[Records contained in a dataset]
************
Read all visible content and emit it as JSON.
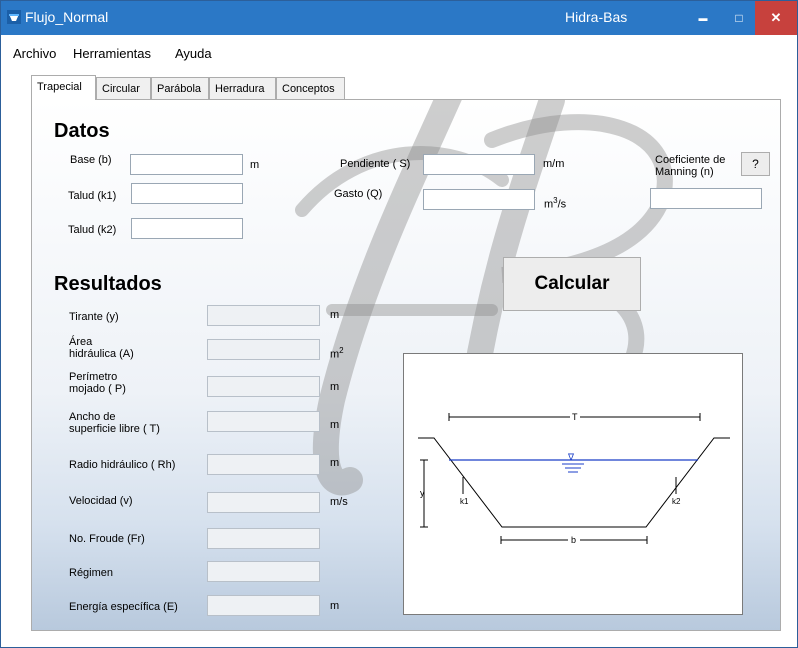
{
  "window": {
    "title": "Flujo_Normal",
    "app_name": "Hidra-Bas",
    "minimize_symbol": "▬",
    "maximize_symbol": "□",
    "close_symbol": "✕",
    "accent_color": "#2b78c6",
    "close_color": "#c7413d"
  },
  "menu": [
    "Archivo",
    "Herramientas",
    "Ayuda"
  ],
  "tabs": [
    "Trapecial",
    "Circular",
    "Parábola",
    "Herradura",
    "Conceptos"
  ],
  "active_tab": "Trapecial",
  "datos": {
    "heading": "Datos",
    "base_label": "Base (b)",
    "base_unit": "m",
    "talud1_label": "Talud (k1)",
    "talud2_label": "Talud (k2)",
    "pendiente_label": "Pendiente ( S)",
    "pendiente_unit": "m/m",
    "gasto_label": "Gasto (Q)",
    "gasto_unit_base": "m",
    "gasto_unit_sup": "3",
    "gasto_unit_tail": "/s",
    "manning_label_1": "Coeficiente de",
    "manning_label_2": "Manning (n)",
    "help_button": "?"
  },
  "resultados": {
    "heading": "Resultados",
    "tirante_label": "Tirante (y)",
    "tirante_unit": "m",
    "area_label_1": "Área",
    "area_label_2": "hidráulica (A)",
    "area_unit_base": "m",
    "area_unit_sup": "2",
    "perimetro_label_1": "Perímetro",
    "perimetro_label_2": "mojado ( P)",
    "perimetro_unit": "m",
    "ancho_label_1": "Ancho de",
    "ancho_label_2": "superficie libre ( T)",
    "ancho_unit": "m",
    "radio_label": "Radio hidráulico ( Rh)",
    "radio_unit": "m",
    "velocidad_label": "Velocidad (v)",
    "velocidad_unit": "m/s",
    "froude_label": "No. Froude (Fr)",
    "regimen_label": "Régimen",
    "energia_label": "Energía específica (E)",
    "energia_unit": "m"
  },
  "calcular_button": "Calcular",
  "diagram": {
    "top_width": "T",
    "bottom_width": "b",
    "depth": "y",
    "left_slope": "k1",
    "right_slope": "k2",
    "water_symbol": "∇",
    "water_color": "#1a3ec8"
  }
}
************
**Instruction:**
Without the pictures, transcribe the listing above exactly.

**Reply:**
Read all visible content and emit it as JSON.
{
  "window": {
    "title": "Flujo_Normal",
    "app_name": "Hidra-Bas",
    "minimize_symbol": "▬",
    "maximize_symbol": "□",
    "close_symbol": "✕",
    "accent_color": "#2b78c6",
    "close_color": "#c7413d"
  },
  "menu": [
    "Archivo",
    "Herramientas",
    "Ayuda"
  ],
  "tabs": [
    "Trapecial",
    "Circular",
    "Parábola",
    "Herradura",
    "Conceptos"
  ],
  "active_tab": "Trapecial",
  "datos": {
    "heading": "Datos",
    "base_label": "Base (b)",
    "base_unit": "m",
    "talud1_label": "Talud (k1)",
    "talud2_label": "Talud (k2)",
    "pendiente_label": "Pendiente ( S)",
    "pendiente_unit": "m/m",
    "gasto_label": "Gasto (Q)",
    "gasto_unit_base": "m",
    "gasto_unit_sup": "3",
    "gasto_unit_tail": "/s",
    "manning_label_1": "Coeficiente de",
    "manning_label_2": "Manning (n)",
    "help_button": "?"
  },
  "resultados": {
    "heading": "Resultados",
    "tirante_label": "Tirante (y)",
    "tirante_unit": "m",
    "area_label_1": "Área",
    "area_label_2": "hidráulica (A)",
    "area_unit_base": "m",
    "area_unit_sup": "2",
    "perimetro_label_1": "Perímetro",
    "perimetro_label_2": "mojado ( P)",
    "perimetro_unit": "m",
    "ancho_label_1": "Ancho de",
    "ancho_label_2": "superficie libre ( T)",
    "ancho_unit": "m",
    "radio_label": "Radio hidráulico ( Rh)",
    "radio_unit": "m",
    "velocidad_label": "Velocidad (v)",
    "velocidad_unit": "m/s",
    "froude_label": "No. Froude (Fr)",
    "regimen_label": "Régimen",
    "energia_label": "Energía específica (E)",
    "energia_unit": "m"
  },
  "calcular_button": "Calcular",
  "diagram": {
    "top_width": "T",
    "bottom_width": "b",
    "depth": "y",
    "left_slope": "k1",
    "right_slope": "k2",
    "water_symbol": "∇",
    "water_color": "#1a3ec8"
  }
}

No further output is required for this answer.